DATASET EXCERPTS:
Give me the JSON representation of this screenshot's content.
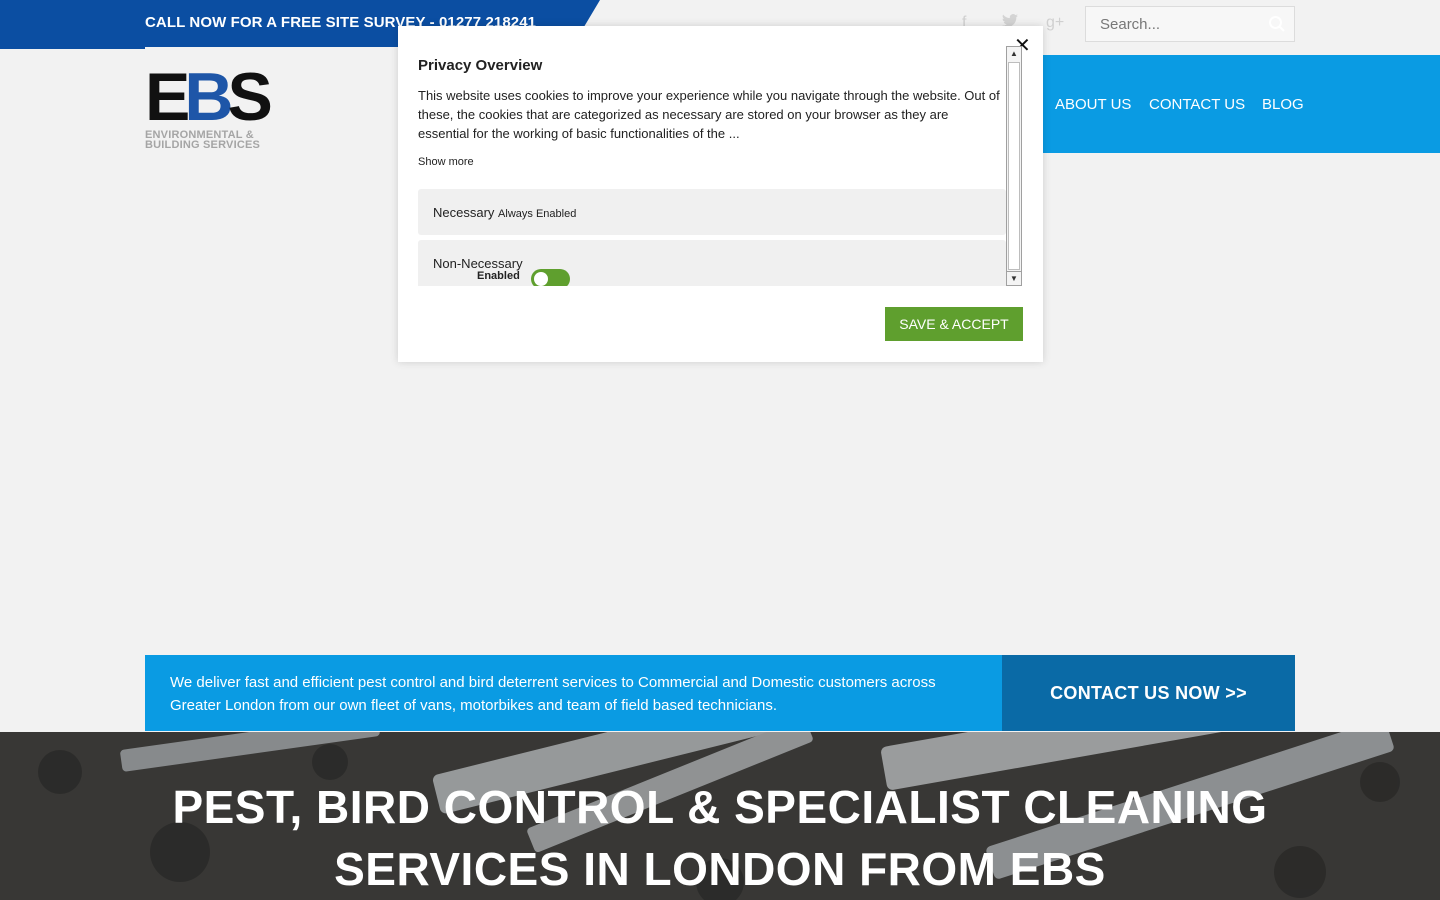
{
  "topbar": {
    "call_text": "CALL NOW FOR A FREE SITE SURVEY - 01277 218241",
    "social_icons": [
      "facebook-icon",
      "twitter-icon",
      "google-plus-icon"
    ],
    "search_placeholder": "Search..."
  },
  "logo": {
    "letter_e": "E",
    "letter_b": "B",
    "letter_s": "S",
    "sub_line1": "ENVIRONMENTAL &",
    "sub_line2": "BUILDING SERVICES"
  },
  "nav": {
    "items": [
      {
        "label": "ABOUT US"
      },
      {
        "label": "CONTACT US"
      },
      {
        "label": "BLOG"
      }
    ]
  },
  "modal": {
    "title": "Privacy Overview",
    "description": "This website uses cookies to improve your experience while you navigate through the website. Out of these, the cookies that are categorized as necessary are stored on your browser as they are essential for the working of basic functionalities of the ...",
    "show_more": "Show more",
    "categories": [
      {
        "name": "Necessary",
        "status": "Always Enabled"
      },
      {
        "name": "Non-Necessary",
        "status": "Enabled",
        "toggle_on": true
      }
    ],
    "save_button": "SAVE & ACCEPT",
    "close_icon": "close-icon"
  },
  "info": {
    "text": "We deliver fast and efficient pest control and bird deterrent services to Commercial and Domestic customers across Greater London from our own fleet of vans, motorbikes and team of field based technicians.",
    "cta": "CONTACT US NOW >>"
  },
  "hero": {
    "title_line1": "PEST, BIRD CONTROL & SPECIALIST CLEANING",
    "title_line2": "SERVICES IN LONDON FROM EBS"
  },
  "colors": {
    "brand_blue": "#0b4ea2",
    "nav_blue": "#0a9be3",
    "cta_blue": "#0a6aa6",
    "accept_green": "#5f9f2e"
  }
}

==

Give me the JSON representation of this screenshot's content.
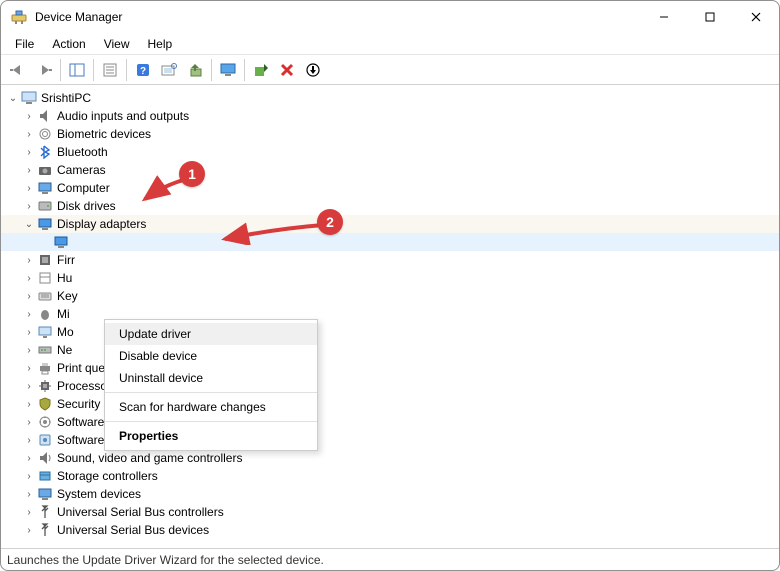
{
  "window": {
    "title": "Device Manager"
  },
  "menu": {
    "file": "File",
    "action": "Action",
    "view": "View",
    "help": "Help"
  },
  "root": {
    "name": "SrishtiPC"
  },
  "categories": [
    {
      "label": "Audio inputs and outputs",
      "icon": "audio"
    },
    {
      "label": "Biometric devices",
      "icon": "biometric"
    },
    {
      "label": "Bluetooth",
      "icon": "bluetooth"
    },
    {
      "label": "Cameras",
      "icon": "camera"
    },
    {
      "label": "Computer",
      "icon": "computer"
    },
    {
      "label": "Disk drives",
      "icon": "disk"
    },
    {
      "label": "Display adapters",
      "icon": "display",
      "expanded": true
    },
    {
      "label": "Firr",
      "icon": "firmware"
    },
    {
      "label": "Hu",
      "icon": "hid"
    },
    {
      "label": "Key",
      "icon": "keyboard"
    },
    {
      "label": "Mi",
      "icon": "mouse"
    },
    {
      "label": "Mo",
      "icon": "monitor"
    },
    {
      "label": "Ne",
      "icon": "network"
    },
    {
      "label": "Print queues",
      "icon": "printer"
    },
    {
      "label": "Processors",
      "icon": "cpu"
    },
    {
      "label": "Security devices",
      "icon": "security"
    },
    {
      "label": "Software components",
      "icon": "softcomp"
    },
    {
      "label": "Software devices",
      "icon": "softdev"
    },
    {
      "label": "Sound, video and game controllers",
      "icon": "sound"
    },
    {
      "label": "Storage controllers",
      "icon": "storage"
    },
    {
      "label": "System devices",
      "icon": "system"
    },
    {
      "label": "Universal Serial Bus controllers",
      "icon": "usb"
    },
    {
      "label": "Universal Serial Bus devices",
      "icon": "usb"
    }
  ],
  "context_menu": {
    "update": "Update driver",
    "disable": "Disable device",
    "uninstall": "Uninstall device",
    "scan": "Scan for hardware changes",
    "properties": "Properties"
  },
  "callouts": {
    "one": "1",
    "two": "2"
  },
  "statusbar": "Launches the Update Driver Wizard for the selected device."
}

STATED EXERCISE: Find every line with the word "Serial" and state how many there are, with no other words.

RESPONSE BELOW: 2